— BEGIN ENTRIES SHOWN —

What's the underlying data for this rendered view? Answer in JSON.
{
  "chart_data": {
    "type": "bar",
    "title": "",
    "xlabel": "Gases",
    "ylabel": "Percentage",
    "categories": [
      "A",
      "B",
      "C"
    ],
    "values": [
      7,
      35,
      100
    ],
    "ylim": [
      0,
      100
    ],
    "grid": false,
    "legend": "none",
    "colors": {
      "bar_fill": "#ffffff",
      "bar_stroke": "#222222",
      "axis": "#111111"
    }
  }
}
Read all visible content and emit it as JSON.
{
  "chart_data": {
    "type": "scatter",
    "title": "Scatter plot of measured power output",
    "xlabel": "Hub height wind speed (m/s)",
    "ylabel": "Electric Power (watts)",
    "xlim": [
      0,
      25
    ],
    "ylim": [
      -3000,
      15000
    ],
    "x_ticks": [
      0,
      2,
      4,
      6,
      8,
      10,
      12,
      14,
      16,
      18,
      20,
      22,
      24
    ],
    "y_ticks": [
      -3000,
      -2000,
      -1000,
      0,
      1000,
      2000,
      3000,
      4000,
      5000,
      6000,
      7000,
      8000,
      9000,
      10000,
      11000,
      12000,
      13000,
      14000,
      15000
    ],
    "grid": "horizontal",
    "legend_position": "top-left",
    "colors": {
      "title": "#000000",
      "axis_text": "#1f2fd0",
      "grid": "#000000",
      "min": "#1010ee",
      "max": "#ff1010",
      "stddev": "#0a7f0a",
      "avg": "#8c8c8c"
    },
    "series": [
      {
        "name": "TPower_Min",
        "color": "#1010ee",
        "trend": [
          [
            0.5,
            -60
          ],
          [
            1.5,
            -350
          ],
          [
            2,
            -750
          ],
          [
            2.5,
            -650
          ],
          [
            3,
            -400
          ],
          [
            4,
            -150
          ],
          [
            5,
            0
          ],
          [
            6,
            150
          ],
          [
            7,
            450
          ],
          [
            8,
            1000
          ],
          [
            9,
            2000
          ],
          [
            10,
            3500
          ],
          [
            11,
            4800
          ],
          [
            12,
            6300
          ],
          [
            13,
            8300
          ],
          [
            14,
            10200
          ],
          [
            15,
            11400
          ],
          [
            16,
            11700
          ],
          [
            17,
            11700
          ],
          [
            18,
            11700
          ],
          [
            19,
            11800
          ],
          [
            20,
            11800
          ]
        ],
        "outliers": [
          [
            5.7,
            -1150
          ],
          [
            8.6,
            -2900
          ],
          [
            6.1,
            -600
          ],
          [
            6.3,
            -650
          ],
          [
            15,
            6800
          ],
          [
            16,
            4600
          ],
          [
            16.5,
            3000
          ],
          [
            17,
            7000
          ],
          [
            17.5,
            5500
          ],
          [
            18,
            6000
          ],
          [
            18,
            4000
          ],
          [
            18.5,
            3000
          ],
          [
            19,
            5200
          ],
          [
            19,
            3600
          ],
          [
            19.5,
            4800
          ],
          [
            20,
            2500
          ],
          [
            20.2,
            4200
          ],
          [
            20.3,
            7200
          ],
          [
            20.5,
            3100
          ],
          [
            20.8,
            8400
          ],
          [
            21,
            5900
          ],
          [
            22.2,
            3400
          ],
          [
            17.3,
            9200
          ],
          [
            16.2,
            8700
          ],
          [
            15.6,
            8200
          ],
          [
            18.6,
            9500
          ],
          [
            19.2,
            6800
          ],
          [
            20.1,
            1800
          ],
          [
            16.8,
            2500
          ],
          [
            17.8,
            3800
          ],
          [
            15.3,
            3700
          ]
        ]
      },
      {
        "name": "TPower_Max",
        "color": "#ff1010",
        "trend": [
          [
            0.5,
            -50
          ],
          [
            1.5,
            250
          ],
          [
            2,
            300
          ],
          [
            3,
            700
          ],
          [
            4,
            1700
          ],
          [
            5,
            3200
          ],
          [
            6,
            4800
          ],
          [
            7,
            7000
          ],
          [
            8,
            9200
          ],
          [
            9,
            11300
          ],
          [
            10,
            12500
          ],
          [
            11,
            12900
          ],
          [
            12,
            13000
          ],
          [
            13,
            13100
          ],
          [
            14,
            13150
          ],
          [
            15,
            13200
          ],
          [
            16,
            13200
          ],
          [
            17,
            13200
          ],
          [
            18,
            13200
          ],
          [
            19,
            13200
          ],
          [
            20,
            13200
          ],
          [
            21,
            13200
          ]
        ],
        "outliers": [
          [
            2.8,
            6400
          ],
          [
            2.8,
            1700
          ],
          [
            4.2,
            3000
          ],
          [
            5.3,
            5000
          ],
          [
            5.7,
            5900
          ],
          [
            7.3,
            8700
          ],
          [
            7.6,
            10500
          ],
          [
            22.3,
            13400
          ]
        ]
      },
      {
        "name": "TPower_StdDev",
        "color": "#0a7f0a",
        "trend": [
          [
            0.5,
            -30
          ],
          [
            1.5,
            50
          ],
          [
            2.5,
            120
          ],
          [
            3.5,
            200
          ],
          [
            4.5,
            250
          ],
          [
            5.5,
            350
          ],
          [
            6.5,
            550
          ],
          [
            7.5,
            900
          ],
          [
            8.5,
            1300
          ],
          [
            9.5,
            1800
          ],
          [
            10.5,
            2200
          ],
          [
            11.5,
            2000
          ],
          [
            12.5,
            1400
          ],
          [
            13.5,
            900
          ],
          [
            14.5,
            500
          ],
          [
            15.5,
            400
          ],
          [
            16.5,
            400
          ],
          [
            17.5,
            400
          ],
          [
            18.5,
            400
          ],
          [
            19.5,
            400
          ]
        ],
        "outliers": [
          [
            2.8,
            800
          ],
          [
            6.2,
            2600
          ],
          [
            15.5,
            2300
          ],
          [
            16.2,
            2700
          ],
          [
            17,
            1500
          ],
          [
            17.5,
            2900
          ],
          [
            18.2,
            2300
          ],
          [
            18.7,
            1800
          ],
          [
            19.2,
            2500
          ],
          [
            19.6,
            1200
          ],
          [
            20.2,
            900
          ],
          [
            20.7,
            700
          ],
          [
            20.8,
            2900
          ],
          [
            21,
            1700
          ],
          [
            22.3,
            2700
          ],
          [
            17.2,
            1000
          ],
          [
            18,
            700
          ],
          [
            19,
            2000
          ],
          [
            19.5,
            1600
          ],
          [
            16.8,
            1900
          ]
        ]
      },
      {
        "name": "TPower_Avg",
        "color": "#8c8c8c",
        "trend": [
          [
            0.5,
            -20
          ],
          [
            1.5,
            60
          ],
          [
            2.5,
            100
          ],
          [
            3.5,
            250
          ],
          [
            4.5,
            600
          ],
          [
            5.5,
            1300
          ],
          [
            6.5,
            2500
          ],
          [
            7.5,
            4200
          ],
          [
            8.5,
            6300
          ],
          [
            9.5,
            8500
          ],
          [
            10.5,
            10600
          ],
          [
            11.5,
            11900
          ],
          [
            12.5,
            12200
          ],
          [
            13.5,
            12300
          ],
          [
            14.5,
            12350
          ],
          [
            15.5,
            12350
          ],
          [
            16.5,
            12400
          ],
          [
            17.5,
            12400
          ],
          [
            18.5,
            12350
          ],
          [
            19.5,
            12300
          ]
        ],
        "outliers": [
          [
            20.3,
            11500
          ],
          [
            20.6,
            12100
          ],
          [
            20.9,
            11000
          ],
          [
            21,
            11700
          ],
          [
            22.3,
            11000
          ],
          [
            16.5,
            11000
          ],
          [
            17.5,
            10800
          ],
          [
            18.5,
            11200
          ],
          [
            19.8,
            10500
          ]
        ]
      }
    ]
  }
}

— END ENTRIES SHOWN —
— BEGIN ENTRIES SHOWN —

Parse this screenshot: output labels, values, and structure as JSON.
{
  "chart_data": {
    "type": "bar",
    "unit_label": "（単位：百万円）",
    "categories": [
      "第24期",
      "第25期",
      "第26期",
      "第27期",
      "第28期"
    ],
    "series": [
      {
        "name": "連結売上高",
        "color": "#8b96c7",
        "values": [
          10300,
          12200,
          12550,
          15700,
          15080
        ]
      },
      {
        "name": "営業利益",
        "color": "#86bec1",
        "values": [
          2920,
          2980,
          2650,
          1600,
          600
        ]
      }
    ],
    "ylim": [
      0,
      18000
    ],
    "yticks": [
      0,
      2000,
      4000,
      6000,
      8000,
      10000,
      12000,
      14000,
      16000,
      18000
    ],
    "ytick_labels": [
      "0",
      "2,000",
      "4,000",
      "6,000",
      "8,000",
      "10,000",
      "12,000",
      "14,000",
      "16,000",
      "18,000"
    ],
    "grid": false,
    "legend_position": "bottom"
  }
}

— END ENTRIES SHOWN —

» WORK TO BE COMPLETED
Return each line among the entries that holds the word "grid".

» EXERCISE RESPONSE
    "grid": false,
    "grid": "horizontal",
      "grid": "#000000",
    "grid": false,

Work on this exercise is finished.